(Collection entries)
** start **

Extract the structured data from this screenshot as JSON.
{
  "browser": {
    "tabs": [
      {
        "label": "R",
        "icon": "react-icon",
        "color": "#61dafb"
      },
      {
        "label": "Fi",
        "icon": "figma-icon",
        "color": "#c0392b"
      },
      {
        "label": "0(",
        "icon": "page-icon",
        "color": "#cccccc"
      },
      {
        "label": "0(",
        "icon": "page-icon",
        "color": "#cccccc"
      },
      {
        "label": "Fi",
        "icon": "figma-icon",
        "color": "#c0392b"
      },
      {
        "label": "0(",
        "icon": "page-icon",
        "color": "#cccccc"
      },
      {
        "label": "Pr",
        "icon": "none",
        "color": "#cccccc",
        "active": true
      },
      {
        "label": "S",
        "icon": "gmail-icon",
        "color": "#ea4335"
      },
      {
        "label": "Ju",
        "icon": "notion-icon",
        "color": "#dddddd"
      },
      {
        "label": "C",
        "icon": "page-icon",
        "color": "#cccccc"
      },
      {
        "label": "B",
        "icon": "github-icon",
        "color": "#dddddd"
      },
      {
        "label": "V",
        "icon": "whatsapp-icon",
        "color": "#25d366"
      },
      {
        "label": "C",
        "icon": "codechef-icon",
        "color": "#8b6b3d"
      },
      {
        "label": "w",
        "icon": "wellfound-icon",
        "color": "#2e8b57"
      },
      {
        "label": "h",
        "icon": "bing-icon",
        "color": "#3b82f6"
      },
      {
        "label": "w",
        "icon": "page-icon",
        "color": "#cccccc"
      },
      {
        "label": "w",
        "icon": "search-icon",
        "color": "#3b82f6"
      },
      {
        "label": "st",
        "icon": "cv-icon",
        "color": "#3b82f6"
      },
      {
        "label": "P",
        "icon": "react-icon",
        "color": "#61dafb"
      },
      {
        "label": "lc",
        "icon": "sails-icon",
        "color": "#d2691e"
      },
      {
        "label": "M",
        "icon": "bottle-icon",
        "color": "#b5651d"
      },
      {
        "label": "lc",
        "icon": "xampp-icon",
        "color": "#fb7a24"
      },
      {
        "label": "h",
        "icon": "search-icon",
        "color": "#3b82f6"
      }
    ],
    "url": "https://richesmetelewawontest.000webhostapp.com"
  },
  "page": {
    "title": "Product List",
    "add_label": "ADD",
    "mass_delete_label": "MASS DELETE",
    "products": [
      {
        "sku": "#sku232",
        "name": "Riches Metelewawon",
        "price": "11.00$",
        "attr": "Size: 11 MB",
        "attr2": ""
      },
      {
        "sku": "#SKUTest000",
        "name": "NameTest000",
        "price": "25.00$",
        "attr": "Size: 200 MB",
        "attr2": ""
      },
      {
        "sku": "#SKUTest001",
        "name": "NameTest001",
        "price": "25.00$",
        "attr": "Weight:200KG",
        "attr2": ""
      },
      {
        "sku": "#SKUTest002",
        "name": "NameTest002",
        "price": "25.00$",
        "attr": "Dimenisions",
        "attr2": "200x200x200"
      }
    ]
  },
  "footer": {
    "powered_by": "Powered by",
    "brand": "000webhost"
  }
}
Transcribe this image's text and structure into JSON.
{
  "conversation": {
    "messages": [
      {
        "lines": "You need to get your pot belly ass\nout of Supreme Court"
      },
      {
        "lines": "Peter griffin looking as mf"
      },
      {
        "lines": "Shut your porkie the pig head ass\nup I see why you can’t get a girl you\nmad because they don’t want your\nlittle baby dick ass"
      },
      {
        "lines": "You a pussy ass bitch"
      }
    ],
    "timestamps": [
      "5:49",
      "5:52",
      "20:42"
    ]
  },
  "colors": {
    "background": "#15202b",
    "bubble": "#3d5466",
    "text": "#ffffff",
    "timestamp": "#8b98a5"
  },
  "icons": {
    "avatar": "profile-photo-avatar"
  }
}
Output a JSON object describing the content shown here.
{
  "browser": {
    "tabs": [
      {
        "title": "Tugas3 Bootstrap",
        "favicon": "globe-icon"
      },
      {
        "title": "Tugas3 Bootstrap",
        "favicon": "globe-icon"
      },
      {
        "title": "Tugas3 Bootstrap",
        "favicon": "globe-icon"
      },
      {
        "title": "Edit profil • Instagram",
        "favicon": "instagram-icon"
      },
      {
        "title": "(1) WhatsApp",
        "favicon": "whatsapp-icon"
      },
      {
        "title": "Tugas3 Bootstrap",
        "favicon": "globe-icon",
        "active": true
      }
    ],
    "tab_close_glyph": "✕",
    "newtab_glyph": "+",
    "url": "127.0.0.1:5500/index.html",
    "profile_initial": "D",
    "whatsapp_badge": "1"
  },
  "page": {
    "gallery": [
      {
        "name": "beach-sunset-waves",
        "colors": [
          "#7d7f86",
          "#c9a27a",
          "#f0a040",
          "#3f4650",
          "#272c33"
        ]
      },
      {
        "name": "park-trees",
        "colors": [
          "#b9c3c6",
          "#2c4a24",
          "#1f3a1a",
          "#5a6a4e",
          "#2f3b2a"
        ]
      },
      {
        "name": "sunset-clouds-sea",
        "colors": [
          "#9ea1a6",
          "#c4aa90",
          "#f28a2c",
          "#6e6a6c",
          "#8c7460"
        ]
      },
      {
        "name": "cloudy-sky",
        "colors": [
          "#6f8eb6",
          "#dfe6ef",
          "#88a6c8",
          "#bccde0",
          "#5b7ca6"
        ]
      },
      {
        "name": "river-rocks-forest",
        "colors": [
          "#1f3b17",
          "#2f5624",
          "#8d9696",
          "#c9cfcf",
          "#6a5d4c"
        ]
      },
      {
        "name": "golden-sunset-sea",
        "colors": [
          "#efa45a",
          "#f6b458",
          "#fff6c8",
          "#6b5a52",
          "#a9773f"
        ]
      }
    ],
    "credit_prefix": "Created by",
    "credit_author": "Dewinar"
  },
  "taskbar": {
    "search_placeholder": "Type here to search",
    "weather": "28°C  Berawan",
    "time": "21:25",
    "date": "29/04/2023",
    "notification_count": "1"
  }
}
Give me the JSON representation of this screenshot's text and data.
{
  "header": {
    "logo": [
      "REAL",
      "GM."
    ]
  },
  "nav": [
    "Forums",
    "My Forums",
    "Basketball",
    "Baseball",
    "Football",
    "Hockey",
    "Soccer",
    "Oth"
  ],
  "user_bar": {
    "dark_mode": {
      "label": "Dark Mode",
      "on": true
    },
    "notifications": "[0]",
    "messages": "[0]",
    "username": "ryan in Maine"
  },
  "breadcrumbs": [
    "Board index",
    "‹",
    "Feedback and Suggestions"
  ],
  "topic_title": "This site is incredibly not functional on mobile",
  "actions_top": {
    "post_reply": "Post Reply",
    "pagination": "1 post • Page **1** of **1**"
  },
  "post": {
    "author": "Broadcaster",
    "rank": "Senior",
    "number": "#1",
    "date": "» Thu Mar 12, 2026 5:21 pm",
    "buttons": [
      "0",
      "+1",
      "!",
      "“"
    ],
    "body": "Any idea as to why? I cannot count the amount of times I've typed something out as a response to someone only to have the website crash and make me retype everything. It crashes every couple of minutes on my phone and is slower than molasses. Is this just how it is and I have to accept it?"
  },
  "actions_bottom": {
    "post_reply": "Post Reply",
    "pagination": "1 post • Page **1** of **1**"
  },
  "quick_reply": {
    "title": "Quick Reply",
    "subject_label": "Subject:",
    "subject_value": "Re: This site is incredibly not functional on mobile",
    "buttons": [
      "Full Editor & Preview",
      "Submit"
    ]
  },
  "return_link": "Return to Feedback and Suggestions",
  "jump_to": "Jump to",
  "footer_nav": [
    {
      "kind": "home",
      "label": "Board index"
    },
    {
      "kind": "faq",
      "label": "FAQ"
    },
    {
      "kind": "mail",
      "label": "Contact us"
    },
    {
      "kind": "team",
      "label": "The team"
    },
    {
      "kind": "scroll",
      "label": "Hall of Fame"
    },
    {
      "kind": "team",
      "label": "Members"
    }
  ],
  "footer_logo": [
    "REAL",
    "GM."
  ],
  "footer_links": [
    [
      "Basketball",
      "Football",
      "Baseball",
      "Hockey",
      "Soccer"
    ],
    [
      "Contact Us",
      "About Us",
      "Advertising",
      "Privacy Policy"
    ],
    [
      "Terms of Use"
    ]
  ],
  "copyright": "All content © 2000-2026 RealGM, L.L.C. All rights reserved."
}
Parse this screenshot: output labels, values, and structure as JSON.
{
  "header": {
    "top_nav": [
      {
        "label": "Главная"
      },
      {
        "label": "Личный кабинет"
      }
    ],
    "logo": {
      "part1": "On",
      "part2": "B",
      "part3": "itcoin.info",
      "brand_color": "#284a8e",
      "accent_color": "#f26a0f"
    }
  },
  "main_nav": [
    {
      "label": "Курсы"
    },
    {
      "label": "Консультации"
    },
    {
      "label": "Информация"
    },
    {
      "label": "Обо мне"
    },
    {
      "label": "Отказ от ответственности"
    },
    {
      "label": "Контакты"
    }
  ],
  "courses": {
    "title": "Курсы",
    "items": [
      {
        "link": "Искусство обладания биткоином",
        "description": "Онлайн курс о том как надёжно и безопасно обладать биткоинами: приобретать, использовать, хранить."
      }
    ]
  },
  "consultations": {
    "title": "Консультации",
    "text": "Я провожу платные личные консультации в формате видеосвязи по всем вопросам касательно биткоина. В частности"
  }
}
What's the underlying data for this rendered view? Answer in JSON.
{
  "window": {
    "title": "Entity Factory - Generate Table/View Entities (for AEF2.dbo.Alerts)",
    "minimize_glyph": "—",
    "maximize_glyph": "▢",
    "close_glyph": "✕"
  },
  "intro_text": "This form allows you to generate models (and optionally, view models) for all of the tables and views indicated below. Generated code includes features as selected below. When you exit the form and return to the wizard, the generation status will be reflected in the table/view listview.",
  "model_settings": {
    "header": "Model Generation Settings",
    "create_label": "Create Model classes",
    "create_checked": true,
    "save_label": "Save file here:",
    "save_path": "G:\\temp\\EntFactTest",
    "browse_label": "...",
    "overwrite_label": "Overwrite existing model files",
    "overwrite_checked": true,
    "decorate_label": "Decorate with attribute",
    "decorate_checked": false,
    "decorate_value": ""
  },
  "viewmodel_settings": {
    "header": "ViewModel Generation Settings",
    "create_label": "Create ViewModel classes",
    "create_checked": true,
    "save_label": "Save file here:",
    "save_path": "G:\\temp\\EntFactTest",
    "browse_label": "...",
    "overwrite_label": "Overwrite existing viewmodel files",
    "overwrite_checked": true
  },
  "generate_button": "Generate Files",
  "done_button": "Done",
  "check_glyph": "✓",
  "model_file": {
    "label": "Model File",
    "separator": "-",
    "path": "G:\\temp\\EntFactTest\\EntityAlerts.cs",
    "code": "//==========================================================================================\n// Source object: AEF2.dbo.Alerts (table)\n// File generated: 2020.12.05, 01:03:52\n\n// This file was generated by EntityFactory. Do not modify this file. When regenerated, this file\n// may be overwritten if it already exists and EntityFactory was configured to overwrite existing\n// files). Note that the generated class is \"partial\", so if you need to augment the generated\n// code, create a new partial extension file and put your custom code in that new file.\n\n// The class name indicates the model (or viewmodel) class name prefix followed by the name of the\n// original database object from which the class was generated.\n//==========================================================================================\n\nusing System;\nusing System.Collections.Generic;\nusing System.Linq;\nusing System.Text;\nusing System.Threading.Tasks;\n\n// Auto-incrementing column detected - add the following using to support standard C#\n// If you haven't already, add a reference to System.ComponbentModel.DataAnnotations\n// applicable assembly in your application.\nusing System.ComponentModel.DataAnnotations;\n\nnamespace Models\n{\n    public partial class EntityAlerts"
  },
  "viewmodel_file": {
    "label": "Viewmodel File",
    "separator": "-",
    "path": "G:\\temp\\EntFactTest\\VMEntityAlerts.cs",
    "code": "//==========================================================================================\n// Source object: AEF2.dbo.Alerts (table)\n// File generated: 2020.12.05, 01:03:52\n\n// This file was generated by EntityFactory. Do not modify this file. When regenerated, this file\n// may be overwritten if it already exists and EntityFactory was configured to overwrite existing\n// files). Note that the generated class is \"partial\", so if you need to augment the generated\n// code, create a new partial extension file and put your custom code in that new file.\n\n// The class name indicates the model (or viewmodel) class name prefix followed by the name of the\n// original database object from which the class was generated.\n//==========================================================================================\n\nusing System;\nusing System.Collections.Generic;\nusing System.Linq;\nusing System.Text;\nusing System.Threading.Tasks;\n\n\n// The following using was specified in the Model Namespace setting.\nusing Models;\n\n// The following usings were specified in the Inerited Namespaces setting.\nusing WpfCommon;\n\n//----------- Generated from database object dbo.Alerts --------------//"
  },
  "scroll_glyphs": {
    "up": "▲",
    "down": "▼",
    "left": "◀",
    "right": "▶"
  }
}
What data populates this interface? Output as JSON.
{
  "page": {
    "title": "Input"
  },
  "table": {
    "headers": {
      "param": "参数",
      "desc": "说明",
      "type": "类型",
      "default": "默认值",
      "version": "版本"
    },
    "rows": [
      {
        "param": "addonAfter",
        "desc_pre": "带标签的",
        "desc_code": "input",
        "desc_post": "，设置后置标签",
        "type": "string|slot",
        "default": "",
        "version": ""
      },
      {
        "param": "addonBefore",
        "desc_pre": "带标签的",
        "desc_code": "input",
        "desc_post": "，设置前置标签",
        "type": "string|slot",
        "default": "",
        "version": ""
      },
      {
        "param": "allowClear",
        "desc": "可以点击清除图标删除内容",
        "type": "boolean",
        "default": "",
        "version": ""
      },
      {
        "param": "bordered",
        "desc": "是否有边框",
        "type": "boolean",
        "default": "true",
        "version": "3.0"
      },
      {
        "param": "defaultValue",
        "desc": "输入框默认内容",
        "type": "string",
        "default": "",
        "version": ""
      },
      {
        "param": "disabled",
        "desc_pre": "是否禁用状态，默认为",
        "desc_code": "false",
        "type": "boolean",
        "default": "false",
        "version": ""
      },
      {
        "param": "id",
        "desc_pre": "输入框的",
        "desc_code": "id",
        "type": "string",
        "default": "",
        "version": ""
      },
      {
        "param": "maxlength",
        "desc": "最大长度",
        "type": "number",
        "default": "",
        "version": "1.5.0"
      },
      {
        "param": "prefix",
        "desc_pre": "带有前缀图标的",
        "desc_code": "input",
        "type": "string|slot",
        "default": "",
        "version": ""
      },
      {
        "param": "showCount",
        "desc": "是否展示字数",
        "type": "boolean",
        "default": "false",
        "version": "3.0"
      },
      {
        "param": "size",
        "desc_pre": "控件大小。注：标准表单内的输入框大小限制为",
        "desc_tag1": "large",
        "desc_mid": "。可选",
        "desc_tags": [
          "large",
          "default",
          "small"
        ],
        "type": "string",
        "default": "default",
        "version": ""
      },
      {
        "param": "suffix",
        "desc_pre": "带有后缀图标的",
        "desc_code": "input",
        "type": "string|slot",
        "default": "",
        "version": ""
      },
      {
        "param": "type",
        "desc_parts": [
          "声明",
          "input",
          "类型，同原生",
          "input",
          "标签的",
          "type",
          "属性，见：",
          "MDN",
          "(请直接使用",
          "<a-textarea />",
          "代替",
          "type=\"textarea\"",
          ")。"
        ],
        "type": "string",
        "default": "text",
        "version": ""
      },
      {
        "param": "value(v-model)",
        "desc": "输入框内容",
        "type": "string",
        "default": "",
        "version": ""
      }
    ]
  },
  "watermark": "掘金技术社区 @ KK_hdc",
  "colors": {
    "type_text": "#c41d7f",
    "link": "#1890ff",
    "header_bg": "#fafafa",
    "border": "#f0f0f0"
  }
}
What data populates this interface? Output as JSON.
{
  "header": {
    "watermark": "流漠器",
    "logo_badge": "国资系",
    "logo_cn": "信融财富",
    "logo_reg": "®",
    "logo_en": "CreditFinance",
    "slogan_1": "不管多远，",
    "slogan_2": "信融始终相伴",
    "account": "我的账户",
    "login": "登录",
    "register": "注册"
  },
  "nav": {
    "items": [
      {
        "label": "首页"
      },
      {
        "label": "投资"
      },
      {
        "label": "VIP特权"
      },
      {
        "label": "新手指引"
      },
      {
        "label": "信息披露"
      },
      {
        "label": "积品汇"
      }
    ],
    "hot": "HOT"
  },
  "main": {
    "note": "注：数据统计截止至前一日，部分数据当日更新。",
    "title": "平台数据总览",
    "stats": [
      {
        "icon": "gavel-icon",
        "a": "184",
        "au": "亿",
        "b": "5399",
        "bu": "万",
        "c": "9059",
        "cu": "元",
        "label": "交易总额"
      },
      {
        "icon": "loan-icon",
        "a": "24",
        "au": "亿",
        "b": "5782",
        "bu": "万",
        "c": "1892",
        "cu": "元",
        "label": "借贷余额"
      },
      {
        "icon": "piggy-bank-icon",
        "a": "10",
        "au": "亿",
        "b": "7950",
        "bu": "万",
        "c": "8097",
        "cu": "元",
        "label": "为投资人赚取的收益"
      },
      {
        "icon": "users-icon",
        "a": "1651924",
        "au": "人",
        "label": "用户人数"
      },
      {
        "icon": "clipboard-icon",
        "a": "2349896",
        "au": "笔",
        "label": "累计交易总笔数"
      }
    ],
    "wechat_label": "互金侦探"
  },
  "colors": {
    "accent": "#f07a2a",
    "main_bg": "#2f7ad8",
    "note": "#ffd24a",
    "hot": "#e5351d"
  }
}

** end **

● **Goal**
Copy each line of the entries that includes the word "temp".

● **Output of the exercise**
    "save_path": "G:\\temp\\EntFactTest",
    "save_path": "G:\\temp\\EntFactTest",
    "path": "G:\\temp\\EntFactTest\\EntityAlerts.cs",
    "path": "G:\\temp\\EntFactTest\\VMEntityAlerts.cs",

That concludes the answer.